Scan the data below and report how many lines include the word "chevron". Nothing else is wanted.

-.-.-

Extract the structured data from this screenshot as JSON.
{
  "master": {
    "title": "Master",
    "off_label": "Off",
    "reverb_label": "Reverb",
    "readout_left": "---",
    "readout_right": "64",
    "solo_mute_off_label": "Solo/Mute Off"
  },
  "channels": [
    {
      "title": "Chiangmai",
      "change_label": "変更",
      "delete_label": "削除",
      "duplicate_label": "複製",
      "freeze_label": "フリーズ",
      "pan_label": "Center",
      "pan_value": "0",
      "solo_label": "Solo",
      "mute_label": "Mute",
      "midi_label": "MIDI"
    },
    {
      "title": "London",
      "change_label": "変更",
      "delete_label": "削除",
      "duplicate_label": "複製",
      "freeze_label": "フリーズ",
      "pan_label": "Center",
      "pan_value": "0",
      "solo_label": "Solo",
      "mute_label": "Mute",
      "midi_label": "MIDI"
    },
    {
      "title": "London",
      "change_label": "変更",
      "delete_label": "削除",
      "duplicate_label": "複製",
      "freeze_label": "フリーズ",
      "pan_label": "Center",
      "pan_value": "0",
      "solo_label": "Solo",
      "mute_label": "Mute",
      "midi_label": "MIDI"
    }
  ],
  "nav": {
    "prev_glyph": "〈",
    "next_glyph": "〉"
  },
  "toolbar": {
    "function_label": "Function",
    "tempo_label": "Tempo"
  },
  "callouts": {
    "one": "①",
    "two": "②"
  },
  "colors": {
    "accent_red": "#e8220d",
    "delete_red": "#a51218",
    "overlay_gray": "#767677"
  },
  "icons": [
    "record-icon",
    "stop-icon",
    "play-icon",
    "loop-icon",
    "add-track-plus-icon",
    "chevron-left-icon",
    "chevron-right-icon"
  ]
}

-.-.-

## [Reply to the task]
2